The entries below need to be written out exactly, with no pictures included.
■ ■ ■ ■
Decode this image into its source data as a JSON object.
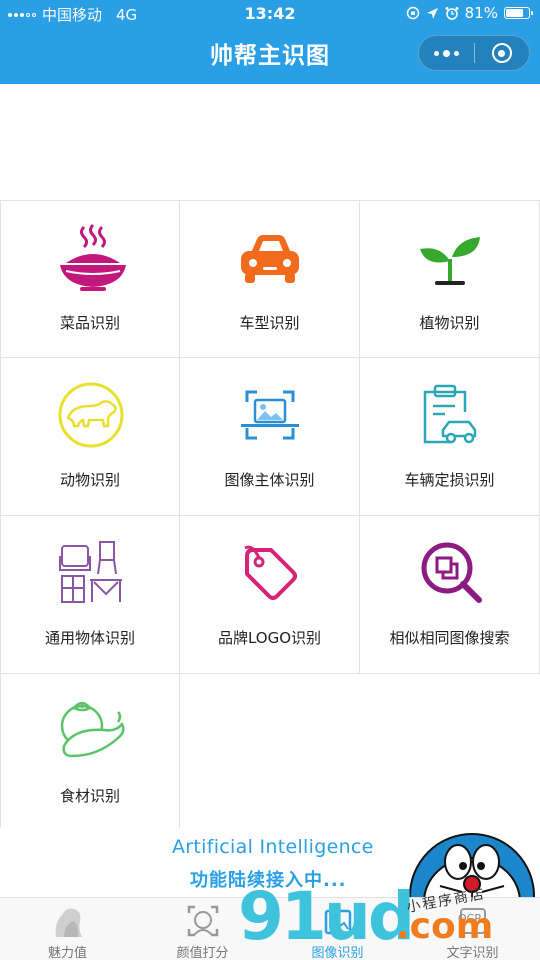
{
  "status_bar": {
    "carrier": "中国移动",
    "network": "4G",
    "time": "13:42",
    "battery": "81%",
    "battery_level": 0.81
  },
  "header": {
    "title": "帅帮主识图",
    "menu_icon": "more-dots-icon",
    "close_icon": "target-ring-icon",
    "color": "#2b9fe6"
  },
  "grid": {
    "items": [
      {
        "label": "菜品识别",
        "icon": "dish-bowl-icon",
        "color": "#c2187b"
      },
      {
        "label": "车型识别",
        "icon": "car-icon",
        "color": "#f26b1d"
      },
      {
        "label": "植物识别",
        "icon": "sprout-icon",
        "color": "#36a82e"
      },
      {
        "label": "动物识别",
        "icon": "polar-bear-icon",
        "color": "#e8e02c"
      },
      {
        "label": "图像主体识别",
        "icon": "image-scan-icon",
        "color": "#2b8fd6"
      },
      {
        "label": "车辆定损识别",
        "icon": "car-clipboard-icon",
        "color": "#2aa7b5"
      },
      {
        "label": "通用物体识别",
        "icon": "furniture-icon",
        "color": "#8a56a8"
      },
      {
        "label": "品牌LOGO识别",
        "icon": "tag-icon",
        "color": "#d8237a"
      },
      {
        "label": "相似相同图像搜索",
        "icon": "image-search-icon",
        "color": "#8d1b80"
      },
      {
        "label": "食材识别",
        "icon": "vegetables-icon",
        "color": "#5cc36a"
      }
    ]
  },
  "banner": {
    "headline": "Artificial Intelligence",
    "subline": "功能陆续接入中...",
    "mascot": "doraemon-icon"
  },
  "tabbar": {
    "tabs": [
      {
        "label": "魅力值",
        "icon": "face-silhouette-icon",
        "active": false
      },
      {
        "label": "颜值打分",
        "icon": "face-frame-icon",
        "active": false
      },
      {
        "label": "图像识别",
        "icon": "image-recognition-icon",
        "active": true
      },
      {
        "label": "文字识别",
        "icon": "ocr-icon",
        "active": false
      }
    ]
  },
  "watermark": {
    "main": "91ud",
    "suffix": ".com",
    "small": "小程序商店",
    "ocr": "OCR"
  }
}
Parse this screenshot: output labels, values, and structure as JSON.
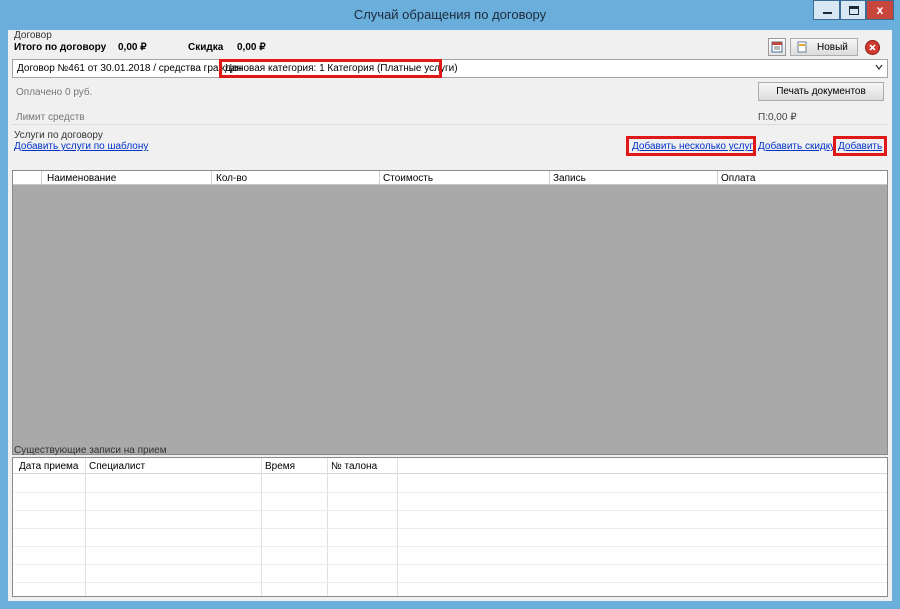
{
  "window": {
    "title": "Случай обращения по договору",
    "close_glyph": "x"
  },
  "contract": {
    "group_label": "Договор",
    "total_label": "Итого по договору",
    "total_value": "0,00 ₽",
    "discount_label": "Скидка",
    "discount_value": "0,00 ₽",
    "new_button": "Новый",
    "selected": "Договор №461 от 30.01.2018 / средства граждан",
    "price_category": "Ценовая категория: 1 Категория (Платные услуги)",
    "paid": "Оплачено 0 руб.",
    "print_button": "Печать документов",
    "limit_label": "Лимит средств",
    "limit_value": "П:0,00 ₽"
  },
  "services": {
    "group_label": "Услуги по договору",
    "add_template_link": "Добавить услуги по шаблону",
    "add_several_link": "Добавить несколько услуг",
    "add_discount_link": "Добавить скидку",
    "add_link": "Добавить",
    "columns": [
      "Наименование",
      "Кол-во",
      "Стоимость",
      "Запись",
      "Оплата"
    ]
  },
  "appointments": {
    "group_label": "Существующие записи на прием",
    "columns": [
      "Дата приема",
      "Специалист",
      "Время",
      "№ талона"
    ]
  },
  "icons": {
    "calendar": "calendar-icon",
    "new": "new-document-icon",
    "delete": "delete-icon",
    "dropdown": "chevron-down-icon"
  },
  "colors": {
    "titlebar": "#6aaedc",
    "highlight": "#e01818",
    "link": "#0033cc",
    "grid_bg": "#a9a9a9"
  }
}
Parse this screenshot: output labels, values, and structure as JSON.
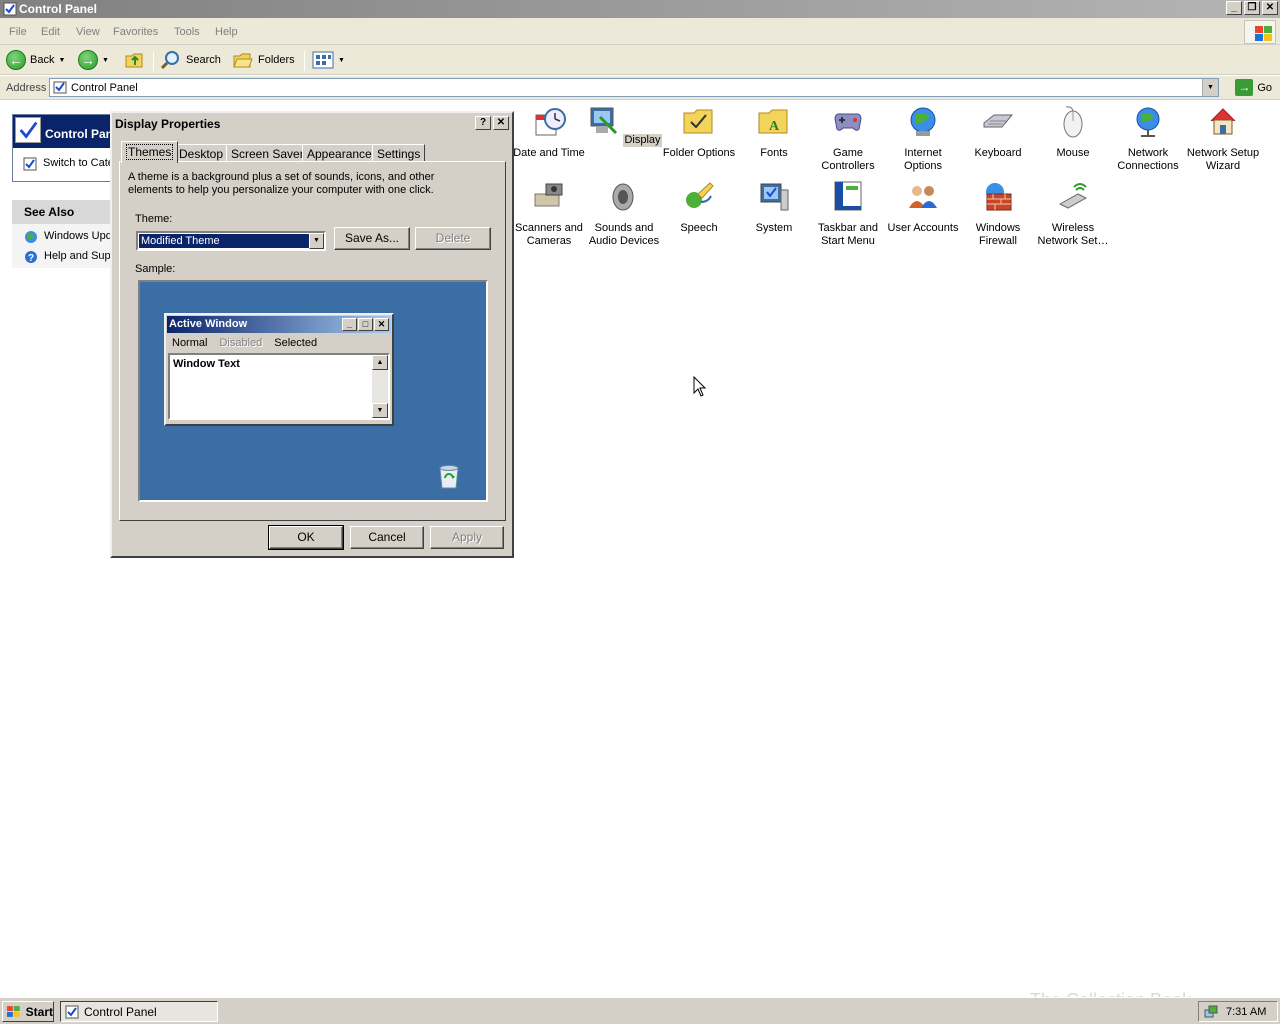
{
  "window": {
    "title": "Control Panel"
  },
  "menu": [
    "File",
    "Edit",
    "View",
    "Favorites",
    "Tools",
    "Help"
  ],
  "toolbar": {
    "back": "Back",
    "search": "Search",
    "folders": "Folders"
  },
  "address": {
    "label": "Address",
    "value": "Control Panel",
    "go": "Go"
  },
  "taskpane": {
    "title": "Control Panel",
    "switch_label": "Switch to Category View",
    "see_also_title": "See Also",
    "see_also": [
      "Windows Update",
      "Help and Support"
    ]
  },
  "icons_row1": [
    "Date and Time",
    "Display",
    "Folder Options",
    "Fonts",
    "Game Controllers",
    "Internet Options",
    "Keyboard",
    "Mouse",
    "Network Connections",
    "Network Setup Wizard"
  ],
  "icons_row2": [
    "Scanners and Cameras",
    "Sounds and Audio Devices",
    "Speech",
    "System",
    "Taskbar and Start Menu",
    "User Accounts",
    "Windows Firewall",
    "Wireless Network Set…"
  ],
  "dialog": {
    "title": "Display Properties",
    "help_btn": "?",
    "close_btn": "✕",
    "tabs": [
      "Themes",
      "Desktop",
      "Screen Saver",
      "Appearance",
      "Settings"
    ],
    "description": "A theme is a background plus a set of sounds, icons, and other elements to help you personalize your computer with one click.",
    "theme_label": "Theme:",
    "theme_value": "Modified Theme",
    "save_as": "Save As...",
    "delete": "Delete",
    "sample_label": "Sample:",
    "sample": {
      "window_title": "Active Window",
      "menu_normal": "Normal",
      "menu_disabled": "Disabled",
      "menu_selected": "Selected",
      "window_text": "Window Text"
    },
    "ok": "OK",
    "cancel": "Cancel",
    "apply": "Apply"
  },
  "taskbar": {
    "start": "Start",
    "task": "Control Panel",
    "clock": "7:31 AM"
  },
  "watermark": "The Collection Book"
}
■ ■ ■ ■
> **Solved exercise**
Decode this image into its source data as a JSON object.
{
  "status_bar": {
    "carrier": "中国移动",
    "network": "4G",
    "time": "13:42",
    "battery": "81%",
    "battery_level": 0.81
  },
  "header": {
    "title": "帅帮主识图",
    "menu_icon": "more-dots-icon",
    "close_icon": "target-ring-icon",
    "color": "#2b9fe6"
  },
  "grid": {
    "items": [
      {
        "label": "菜品识别",
        "icon": "dish-bowl-icon",
        "color": "#c2187b"
      },
      {
        "label": "车型识别",
        "icon": "car-icon",
        "color": "#f26b1d"
      },
      {
        "label": "植物识别",
        "icon": "sprout-icon",
        "color": "#36a82e"
      },
      {
        "label": "动物识别",
        "icon": "polar-bear-icon",
        "color": "#e8e02c"
      },
      {
        "label": "图像主体识别",
        "icon": "image-scan-icon",
        "color": "#2b8fd6"
      },
      {
        "label": "车辆定损识别",
        "icon": "car-clipboard-icon",
        "color": "#2aa7b5"
      },
      {
        "label": "通用物体识别",
        "icon": "furniture-icon",
        "color": "#8a56a8"
      },
      {
        "label": "品牌LOGO识别",
        "icon": "tag-icon",
        "color": "#d8237a"
      },
      {
        "label": "相似相同图像搜索",
        "icon": "image-search-icon",
        "color": "#8d1b80"
      },
      {
        "label": "食材识别",
        "icon": "vegetables-icon",
        "color": "#5cc36a"
      }
    ]
  },
  "banner": {
    "headline": "Artificial Intelligence",
    "subline": "功能陆续接入中...",
    "mascot": "doraemon-icon"
  },
  "tabbar": {
    "tabs": [
      {
        "label": "魅力值",
        "icon": "face-silhouette-icon",
        "active": false
      },
      {
        "label": "颜值打分",
        "icon": "face-frame-icon",
        "active": false
      },
      {
        "label": "图像识别",
        "icon": "image-recognition-icon",
        "active": true
      },
      {
        "label": "文字识别",
        "icon": "ocr-icon",
        "active": false
      }
    ]
  },
  "watermark": {
    "main": "91ud",
    "suffix": ".com",
    "small": "小程序商店",
    "ocr": "OCR"
  }
}
Parse this screenshot: output labels, values, and structure as JSON.
{
  "window": {
    "title": "Случай обращения по договору",
    "close_glyph": "x"
  },
  "contract": {
    "group_label": "Договор",
    "total_label": "Итого по договору",
    "total_value": "0,00 ₽",
    "discount_label": "Скидка",
    "discount_value": "0,00 ₽",
    "new_button": "Новый",
    "selected": "Договор №461 от 30.01.2018 / средства граждан",
    "price_category": "Ценовая категория: 1 Категория (Платные услуги)",
    "paid": "Оплачено 0 руб.",
    "print_button": "Печать документов",
    "limit_label": "Лимит средств",
    "limit_value": "П:0,00 ₽"
  },
  "services": {
    "group_label": "Услуги по договору",
    "add_template_link": "Добавить услуги по шаблону",
    "add_several_link": "Добавить несколько услуг",
    "add_discount_link": "Добавить скидку",
    "add_link": "Добавить",
    "columns": [
      "Наименование",
      "Кол-во",
      "Стоимость",
      "Запись",
      "Оплата"
    ]
  },
  "appointments": {
    "group_label": "Существующие записи на прием",
    "columns": [
      "Дата приема",
      "Специалист",
      "Время",
      "№ талона"
    ]
  },
  "icons": {
    "calendar": "calendar-icon",
    "new": "new-document-icon",
    "delete": "delete-icon",
    "dropdown": "chevron-down-icon"
  },
  "colors": {
    "titlebar": "#6aaedc",
    "highlight": "#e01818",
    "link": "#0033cc",
    "grid_bg": "#a9a9a9"
  }
}
Parse this screenshot: output labels, values, and structure as JSON.
{
  "window": {
    "title": "Control Panel"
  },
  "menu": [
    "File",
    "Edit",
    "View",
    "Favorites",
    "Tools",
    "Help"
  ],
  "toolbar": {
    "back": "Back",
    "search": "Search",
    "folders": "Folders"
  },
  "address": {
    "label": "Address",
    "value": "Control Panel",
    "go": "Go"
  },
  "taskpane": {
    "title": "Control Panel",
    "switch_label": "Switch to Category View",
    "see_also_title": "See Also",
    "see_also": [
      "Windows Update",
      "Help and Support"
    ]
  },
  "icons_row1": [
    "Date and Time",
    "Display",
    "Folder Options",
    "Fonts",
    "Game Controllers",
    "Internet Options",
    "Keyboard",
    "Mouse",
    "Network Connections",
    "Network Setup Wizard"
  ],
  "icons_row2": [
    "Scanners and Cameras",
    "Sounds and Audio Devices",
    "Speech",
    "System",
    "Taskbar and Start Menu",
    "User Accounts",
    "Windows Firewall",
    "Wireless Network Set…"
  ],
  "dialog": {
    "title": "Display Properties",
    "help_btn": "?",
    "close_btn": "✕",
    "tabs": [
      "Themes",
      "Desktop",
      "Screen Saver",
      "Appearance",
      "Settings"
    ],
    "description": "A theme is a background plus a set of sounds, icons, and other elements to help you personalize your computer with one click.",
    "theme_label": "Theme:",
    "theme_value": "Modified Theme",
    "save_as": "Save As...",
    "delete": "Delete",
    "sample_label": "Sample:",
    "sample": {
      "window_title": "Active Window",
      "menu_normal": "Normal",
      "menu_disabled": "Disabled",
      "menu_selected": "Selected",
      "window_text": "Window Text"
    },
    "ok": "OK",
    "cancel": "Cancel",
    "apply": "Apply"
  },
  "taskbar": {
    "start": "Start",
    "task": "Control Panel",
    "clock": "7:31 AM"
  },
  "watermark": "The Collection Book"
}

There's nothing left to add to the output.